-- Start of Given entries --
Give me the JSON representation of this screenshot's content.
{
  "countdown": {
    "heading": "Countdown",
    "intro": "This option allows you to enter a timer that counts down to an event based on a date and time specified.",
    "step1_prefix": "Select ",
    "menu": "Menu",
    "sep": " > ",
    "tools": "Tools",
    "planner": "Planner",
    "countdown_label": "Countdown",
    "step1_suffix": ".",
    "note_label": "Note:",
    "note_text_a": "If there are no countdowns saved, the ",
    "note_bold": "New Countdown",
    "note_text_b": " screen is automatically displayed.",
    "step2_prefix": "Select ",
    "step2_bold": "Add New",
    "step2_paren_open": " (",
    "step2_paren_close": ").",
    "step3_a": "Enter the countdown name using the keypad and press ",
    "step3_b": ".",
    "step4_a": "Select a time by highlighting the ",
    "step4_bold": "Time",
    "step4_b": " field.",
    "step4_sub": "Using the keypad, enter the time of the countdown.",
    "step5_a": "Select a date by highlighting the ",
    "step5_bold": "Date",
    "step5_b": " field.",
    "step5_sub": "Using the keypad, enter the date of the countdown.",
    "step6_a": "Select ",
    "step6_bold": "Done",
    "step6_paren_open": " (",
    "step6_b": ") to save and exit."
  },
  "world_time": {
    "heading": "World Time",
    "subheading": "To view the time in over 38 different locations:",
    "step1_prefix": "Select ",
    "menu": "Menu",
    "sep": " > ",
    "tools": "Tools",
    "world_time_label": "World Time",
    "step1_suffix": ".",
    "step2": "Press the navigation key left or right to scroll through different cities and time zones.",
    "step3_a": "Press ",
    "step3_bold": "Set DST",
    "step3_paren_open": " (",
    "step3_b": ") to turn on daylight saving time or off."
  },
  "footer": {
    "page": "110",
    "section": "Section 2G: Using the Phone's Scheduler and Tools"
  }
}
-- End of Given entries --
# Objective:
From the records above, please extract every line and repeat it exactly.

# The result:
Give me the JSON representation of this screenshot's content.
{
  "countdown": {
    "heading": "Countdown",
    "intro": "This option allows you to enter a timer that counts down to an event based on a date and time specified.",
    "step1_prefix": "Select ",
    "menu": "Menu",
    "sep": " > ",
    "tools": "Tools",
    "planner": "Planner",
    "countdown_label": "Countdown",
    "step1_suffix": ".",
    "note_label": "Note:",
    "note_text_a": "If there are no countdowns saved, the ",
    "note_bold": "New Countdown",
    "note_text_b": " screen is automatically displayed.",
    "step2_prefix": "Select ",
    "step2_bold": "Add New",
    "step2_paren_open": " (",
    "step2_paren_close": ").",
    "step3_a": "Enter the countdown name using the keypad and press ",
    "step3_b": ".",
    "step4_a": "Select a time by highlighting the ",
    "step4_bold": "Time",
    "step4_b": " field.",
    "step4_sub": "Using the keypad, enter the time of the countdown.",
    "step5_a": "Select a date by highlighting the ",
    "step5_bold": "Date",
    "step5_b": " field.",
    "step5_sub": "Using the keypad, enter the date of the countdown.",
    "step6_a": "Select ",
    "step6_bold": "Done",
    "step6_paren_open": " (",
    "step6_b": ") to save and exit."
  },
  "world_time": {
    "heading": "World Time",
    "subheading": "To view the time in over 38 different locations:",
    "step1_prefix": "Select ",
    "menu": "Menu",
    "sep": " > ",
    "tools": "Tools",
    "world_time_label": "World Time",
    "step1_suffix": ".",
    "step2": "Press the navigation key left or right to scroll through different cities and time zones.",
    "step3_a": "Press ",
    "step3_bold": "Set DST",
    "step3_paren_open": " (",
    "step3_b": ") to turn on daylight saving time or off."
  },
  "footer": {
    "page": "110",
    "section": "Section 2G: Using the Phone's Scheduler and Tools"
  }
}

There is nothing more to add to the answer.